→ What to work on: Select every line holding the word "ريحانة" and copy it.

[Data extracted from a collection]
▬▬▬▬▬▬
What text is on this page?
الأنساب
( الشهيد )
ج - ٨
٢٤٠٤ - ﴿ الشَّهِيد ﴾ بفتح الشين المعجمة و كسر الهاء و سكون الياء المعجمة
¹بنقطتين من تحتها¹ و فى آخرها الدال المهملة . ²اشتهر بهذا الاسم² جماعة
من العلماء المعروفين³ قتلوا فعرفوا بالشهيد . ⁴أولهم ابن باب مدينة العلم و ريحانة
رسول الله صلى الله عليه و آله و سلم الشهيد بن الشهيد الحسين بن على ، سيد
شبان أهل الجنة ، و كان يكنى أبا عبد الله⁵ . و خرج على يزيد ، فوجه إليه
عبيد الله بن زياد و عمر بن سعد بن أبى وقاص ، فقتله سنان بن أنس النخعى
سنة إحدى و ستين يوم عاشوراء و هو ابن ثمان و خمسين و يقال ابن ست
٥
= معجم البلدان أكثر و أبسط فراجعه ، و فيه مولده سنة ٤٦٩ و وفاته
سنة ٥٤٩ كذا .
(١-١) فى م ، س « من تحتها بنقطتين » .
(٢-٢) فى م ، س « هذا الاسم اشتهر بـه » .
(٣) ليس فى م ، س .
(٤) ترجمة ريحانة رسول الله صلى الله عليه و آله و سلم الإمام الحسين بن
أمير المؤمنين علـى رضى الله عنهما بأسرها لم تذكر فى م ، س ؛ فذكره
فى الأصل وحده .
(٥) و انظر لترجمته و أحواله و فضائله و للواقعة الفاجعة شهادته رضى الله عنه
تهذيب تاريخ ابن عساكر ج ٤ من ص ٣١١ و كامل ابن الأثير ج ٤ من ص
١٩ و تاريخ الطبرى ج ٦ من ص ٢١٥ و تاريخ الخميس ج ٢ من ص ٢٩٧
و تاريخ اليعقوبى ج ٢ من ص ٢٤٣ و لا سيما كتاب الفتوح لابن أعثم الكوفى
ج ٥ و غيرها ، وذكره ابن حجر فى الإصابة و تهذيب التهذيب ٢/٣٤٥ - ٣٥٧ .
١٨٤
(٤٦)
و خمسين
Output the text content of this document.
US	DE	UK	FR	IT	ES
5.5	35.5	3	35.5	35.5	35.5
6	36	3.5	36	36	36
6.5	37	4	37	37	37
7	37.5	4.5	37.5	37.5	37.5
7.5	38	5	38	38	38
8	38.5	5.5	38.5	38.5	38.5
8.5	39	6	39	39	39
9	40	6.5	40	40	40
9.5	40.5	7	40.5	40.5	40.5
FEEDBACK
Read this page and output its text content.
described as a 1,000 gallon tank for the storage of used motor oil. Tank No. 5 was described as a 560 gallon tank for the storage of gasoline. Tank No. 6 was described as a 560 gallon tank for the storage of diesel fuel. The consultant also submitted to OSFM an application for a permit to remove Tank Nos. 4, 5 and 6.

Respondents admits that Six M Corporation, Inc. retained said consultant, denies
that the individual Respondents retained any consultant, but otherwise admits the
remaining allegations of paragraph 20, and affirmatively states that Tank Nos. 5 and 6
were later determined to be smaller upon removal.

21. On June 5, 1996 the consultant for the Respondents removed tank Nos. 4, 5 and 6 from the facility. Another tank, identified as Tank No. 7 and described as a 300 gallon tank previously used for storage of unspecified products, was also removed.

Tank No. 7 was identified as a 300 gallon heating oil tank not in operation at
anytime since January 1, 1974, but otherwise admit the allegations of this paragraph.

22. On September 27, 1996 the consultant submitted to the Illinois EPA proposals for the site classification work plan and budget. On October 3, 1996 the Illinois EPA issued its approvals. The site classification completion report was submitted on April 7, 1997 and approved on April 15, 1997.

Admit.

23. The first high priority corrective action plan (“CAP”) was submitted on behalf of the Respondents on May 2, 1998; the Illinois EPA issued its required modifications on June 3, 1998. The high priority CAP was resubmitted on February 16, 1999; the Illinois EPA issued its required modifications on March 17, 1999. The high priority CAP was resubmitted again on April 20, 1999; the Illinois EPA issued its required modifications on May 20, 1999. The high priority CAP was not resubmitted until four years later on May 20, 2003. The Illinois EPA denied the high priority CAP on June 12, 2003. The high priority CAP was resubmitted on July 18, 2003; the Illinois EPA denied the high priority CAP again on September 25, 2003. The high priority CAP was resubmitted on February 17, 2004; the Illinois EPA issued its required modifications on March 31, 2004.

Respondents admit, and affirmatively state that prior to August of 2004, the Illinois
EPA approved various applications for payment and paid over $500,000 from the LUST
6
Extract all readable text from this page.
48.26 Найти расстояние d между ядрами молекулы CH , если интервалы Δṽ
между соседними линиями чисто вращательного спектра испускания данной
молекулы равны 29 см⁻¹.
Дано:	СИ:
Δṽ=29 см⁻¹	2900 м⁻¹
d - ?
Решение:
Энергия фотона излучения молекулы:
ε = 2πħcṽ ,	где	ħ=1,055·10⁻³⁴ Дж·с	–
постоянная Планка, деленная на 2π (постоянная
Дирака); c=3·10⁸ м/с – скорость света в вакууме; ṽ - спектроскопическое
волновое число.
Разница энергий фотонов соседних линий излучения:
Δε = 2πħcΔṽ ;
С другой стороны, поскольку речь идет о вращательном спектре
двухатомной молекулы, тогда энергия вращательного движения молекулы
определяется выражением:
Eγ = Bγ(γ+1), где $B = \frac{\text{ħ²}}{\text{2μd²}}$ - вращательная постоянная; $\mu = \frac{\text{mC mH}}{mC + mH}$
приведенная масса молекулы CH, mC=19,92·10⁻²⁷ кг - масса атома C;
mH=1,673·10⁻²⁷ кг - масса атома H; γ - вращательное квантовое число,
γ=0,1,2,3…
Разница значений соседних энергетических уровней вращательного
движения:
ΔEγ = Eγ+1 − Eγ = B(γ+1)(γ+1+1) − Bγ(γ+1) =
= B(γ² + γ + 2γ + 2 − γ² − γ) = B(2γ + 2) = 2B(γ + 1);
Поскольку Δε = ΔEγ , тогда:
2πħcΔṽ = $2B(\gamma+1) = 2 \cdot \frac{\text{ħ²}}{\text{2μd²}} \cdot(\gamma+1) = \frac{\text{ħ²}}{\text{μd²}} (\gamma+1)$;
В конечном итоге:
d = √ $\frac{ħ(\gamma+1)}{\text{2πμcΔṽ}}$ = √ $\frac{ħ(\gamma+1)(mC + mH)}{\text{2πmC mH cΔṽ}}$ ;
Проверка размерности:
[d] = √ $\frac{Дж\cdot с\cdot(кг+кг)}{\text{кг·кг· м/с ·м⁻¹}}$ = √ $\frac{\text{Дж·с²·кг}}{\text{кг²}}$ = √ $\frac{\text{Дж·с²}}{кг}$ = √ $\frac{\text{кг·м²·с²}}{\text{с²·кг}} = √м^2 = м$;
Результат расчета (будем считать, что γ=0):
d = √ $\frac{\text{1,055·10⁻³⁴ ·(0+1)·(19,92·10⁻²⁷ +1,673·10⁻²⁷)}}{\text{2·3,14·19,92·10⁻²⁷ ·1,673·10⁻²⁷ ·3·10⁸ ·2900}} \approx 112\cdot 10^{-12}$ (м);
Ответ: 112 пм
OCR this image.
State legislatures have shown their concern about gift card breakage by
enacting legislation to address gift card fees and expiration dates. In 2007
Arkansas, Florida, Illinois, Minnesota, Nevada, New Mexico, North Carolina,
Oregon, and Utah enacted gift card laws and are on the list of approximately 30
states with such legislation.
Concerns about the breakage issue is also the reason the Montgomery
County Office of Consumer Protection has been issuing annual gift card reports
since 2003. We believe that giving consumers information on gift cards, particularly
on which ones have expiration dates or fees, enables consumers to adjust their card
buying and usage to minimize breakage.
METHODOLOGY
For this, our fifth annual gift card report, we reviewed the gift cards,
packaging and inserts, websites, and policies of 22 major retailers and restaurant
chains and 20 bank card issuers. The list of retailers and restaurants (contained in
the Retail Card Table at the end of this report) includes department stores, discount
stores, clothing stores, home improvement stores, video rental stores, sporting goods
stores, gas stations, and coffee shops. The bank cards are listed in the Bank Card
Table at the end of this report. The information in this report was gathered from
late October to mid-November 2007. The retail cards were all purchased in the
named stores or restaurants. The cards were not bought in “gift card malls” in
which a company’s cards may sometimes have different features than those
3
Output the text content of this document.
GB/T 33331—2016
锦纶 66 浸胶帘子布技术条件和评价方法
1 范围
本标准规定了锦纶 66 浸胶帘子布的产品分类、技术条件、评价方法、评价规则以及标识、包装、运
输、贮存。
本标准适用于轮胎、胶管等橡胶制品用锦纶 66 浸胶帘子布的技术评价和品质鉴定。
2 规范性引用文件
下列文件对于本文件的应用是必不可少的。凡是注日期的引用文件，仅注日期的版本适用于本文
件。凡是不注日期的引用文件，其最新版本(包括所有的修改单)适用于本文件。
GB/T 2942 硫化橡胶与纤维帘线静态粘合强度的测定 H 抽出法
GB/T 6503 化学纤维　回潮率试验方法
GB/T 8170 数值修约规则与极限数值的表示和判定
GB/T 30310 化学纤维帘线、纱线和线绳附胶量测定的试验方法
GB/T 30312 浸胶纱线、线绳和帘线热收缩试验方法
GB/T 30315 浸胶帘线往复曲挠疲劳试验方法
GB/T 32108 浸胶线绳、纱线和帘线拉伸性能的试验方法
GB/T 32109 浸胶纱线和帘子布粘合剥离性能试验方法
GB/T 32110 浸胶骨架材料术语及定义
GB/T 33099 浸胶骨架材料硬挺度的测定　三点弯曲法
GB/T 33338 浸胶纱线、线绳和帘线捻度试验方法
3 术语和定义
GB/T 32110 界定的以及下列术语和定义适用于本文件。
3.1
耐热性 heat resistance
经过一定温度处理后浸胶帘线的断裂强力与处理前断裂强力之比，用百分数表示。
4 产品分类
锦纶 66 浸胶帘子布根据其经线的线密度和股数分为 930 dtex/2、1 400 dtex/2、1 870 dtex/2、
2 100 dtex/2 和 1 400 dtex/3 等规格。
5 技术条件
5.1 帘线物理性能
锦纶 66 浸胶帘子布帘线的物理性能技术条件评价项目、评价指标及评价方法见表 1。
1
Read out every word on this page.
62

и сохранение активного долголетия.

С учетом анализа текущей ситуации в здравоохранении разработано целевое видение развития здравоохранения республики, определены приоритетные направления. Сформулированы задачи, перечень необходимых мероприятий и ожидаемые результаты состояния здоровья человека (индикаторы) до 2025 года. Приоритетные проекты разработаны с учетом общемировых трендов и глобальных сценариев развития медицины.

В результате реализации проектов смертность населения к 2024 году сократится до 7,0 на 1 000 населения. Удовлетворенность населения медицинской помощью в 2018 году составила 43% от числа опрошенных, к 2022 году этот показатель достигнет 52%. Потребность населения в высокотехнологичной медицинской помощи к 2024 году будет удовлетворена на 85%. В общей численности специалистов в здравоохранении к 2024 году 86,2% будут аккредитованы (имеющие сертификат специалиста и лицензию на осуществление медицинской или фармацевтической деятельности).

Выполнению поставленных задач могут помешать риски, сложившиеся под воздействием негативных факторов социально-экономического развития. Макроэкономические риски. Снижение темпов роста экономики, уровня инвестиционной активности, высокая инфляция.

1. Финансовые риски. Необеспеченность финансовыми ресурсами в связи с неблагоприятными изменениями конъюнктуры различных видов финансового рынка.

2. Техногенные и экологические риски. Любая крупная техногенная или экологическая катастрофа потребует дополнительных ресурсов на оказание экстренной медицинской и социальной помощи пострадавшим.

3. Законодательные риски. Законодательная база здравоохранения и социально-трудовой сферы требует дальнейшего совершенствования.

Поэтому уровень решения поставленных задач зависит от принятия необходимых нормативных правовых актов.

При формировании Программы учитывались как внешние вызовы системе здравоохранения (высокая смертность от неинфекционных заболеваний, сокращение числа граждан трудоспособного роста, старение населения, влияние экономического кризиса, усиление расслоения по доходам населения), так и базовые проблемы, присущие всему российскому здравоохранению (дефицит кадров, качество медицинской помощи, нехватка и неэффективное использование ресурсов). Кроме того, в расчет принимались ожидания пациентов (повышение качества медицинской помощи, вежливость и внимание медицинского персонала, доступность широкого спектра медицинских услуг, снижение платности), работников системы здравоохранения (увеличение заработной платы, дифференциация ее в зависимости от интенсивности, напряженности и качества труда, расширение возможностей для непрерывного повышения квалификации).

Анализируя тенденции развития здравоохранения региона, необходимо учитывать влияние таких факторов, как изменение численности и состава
▬▬▬▬▬▬
→ Answer for the task:
من العلماء المعروفين³ قتلوا فعرفوا بالشهيد . ⁴أولهم ابن باب مدينة العلم و ريحانة
(٤) ترجمة ريحانة رسول الله صلى الله عليه و آله و سلم الإمام الحسين بن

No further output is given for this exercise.